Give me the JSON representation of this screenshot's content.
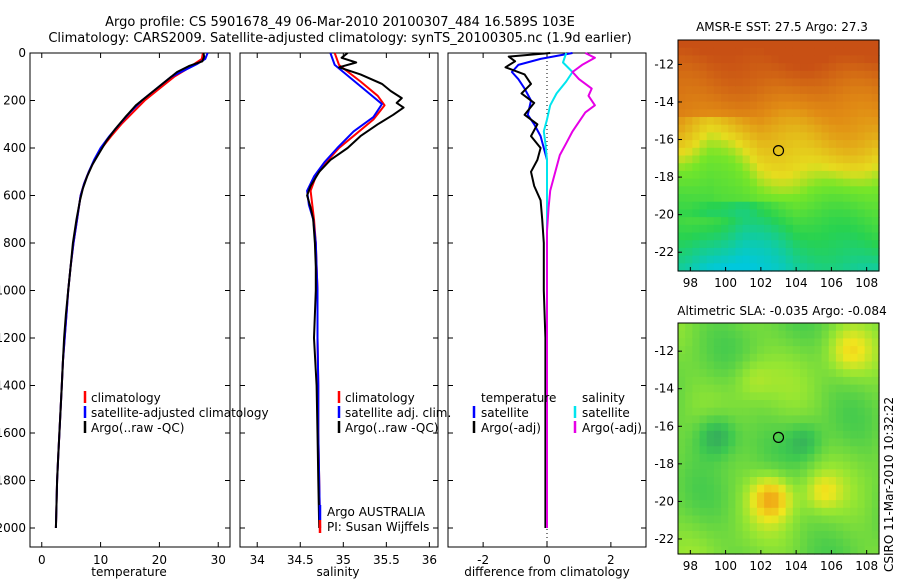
...
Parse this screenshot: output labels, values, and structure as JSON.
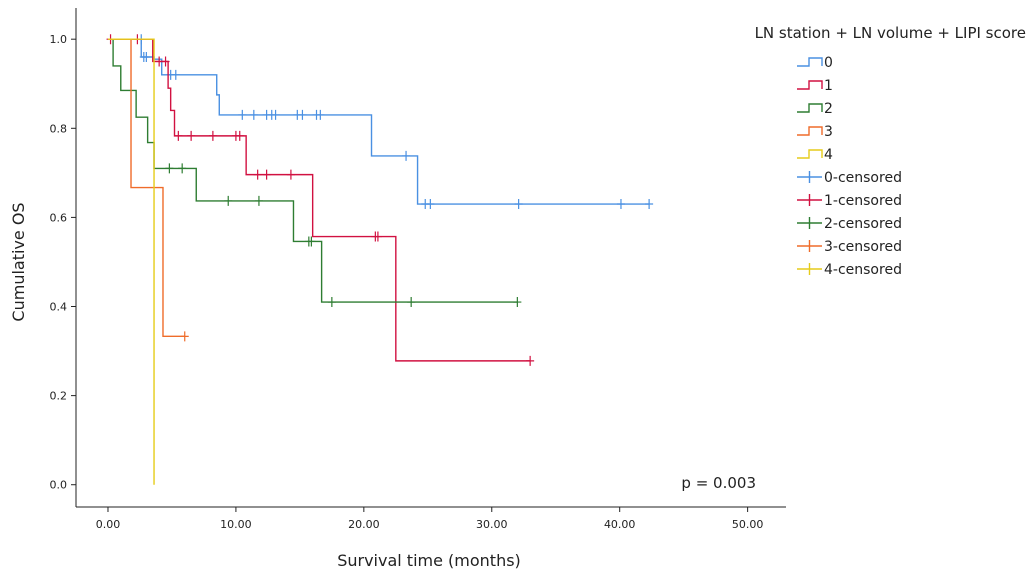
==
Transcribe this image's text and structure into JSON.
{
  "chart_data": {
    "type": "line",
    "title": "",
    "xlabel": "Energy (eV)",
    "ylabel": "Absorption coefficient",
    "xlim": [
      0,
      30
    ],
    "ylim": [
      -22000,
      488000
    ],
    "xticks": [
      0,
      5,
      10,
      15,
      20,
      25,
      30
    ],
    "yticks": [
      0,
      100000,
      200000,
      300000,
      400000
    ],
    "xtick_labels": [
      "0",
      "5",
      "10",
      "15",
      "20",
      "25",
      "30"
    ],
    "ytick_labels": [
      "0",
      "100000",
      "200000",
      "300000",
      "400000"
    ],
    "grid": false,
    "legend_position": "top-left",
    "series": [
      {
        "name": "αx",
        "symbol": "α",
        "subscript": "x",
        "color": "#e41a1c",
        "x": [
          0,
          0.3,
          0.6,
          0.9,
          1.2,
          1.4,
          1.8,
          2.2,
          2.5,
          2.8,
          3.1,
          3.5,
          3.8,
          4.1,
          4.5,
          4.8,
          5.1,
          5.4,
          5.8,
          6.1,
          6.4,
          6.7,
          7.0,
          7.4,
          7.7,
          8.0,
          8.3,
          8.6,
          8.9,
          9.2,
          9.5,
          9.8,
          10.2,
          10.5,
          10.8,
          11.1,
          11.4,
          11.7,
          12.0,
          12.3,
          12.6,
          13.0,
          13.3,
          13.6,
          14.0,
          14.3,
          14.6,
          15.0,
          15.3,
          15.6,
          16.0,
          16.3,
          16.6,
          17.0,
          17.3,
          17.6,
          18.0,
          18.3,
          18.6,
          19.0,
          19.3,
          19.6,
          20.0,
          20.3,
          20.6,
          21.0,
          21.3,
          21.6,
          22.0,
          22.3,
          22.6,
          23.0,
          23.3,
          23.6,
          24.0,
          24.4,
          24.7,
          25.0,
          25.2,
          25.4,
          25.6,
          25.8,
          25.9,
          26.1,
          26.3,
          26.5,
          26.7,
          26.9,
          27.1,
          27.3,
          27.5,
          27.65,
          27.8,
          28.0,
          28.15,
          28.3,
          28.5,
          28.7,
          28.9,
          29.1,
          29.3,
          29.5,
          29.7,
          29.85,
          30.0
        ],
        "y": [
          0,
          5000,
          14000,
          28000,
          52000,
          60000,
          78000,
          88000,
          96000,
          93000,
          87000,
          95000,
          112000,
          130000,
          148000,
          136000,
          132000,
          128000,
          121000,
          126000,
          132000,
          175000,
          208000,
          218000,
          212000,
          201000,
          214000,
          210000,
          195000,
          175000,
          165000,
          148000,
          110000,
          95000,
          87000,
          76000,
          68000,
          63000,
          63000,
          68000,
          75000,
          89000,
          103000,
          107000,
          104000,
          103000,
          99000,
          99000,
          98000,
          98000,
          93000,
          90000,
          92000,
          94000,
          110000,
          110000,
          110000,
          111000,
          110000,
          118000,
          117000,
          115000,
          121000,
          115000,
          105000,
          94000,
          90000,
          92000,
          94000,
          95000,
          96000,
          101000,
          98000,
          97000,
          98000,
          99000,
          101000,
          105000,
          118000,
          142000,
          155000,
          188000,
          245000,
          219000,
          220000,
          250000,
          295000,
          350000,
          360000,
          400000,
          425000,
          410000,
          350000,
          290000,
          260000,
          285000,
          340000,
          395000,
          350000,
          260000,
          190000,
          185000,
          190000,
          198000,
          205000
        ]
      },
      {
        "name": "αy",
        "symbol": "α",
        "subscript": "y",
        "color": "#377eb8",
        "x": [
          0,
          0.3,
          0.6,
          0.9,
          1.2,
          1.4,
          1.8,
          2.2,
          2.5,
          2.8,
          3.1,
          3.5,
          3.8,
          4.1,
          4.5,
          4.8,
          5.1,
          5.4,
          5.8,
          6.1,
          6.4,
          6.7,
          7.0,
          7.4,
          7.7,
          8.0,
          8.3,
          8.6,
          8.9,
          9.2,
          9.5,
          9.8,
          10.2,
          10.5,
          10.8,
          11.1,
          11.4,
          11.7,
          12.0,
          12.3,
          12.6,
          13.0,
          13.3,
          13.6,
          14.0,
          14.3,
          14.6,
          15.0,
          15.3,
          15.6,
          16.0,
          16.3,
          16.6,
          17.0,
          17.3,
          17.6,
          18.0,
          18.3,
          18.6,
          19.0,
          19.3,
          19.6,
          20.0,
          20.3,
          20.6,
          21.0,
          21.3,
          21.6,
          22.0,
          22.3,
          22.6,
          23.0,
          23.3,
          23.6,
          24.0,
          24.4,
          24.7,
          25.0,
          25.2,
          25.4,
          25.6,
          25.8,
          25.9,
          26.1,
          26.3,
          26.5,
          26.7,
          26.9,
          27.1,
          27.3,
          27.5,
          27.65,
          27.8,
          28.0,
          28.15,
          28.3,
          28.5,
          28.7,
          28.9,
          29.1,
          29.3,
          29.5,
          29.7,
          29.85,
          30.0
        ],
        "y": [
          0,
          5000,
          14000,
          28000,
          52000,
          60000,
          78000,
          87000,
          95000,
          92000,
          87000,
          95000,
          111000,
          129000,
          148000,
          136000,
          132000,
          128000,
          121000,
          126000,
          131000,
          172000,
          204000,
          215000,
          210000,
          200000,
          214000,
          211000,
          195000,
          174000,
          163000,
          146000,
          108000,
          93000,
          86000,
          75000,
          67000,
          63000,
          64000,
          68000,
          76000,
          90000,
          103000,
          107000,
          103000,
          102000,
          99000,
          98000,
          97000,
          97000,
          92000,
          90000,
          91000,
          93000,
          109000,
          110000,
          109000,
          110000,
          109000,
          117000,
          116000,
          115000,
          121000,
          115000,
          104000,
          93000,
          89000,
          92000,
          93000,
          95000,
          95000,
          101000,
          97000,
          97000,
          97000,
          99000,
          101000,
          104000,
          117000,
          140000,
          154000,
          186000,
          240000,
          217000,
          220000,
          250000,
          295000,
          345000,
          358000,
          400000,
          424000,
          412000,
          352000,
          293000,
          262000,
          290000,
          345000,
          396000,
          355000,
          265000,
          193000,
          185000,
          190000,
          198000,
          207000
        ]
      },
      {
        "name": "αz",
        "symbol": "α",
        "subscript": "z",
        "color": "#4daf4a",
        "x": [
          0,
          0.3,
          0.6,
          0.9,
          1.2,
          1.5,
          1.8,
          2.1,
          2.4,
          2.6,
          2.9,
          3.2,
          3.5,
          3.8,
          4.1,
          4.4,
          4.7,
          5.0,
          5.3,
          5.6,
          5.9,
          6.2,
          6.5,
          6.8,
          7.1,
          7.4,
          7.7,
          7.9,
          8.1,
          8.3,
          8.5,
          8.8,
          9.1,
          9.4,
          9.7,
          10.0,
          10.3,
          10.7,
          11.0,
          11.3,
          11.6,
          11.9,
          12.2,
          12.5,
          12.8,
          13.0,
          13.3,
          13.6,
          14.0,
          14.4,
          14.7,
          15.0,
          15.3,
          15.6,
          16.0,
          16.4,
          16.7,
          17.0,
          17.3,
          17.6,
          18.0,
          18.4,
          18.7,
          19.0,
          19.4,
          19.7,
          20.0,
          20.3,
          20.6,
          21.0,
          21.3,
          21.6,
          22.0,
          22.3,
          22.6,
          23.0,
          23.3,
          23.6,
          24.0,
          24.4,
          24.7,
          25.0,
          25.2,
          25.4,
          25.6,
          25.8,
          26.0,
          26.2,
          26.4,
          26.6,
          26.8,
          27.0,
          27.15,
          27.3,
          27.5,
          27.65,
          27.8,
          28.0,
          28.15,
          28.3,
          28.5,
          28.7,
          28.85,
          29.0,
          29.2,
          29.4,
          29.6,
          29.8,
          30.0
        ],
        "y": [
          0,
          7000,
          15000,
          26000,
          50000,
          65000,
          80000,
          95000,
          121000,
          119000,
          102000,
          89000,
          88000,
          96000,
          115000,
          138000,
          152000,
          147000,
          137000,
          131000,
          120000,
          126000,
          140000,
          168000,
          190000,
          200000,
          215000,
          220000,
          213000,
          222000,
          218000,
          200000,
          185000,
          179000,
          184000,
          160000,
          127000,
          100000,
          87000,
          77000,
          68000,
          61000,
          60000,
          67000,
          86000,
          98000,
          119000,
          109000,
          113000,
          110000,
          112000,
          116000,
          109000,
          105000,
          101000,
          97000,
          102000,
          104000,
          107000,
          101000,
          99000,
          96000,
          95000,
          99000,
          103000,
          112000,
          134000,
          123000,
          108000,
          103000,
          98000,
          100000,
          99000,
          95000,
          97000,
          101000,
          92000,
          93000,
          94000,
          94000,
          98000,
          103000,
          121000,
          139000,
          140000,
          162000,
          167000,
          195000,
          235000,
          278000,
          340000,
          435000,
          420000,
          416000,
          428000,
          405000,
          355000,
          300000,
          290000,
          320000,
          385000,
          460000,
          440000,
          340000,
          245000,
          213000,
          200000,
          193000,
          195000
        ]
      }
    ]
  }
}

WHAT THE TASK REQUIRES:
Report all lines of the data that include the word "screenshot".

EXERCISE RESPONSE:
Give me the JSON representation of this screenshot's content.
Parse this screenshot: output labels, values, and structure as JSON.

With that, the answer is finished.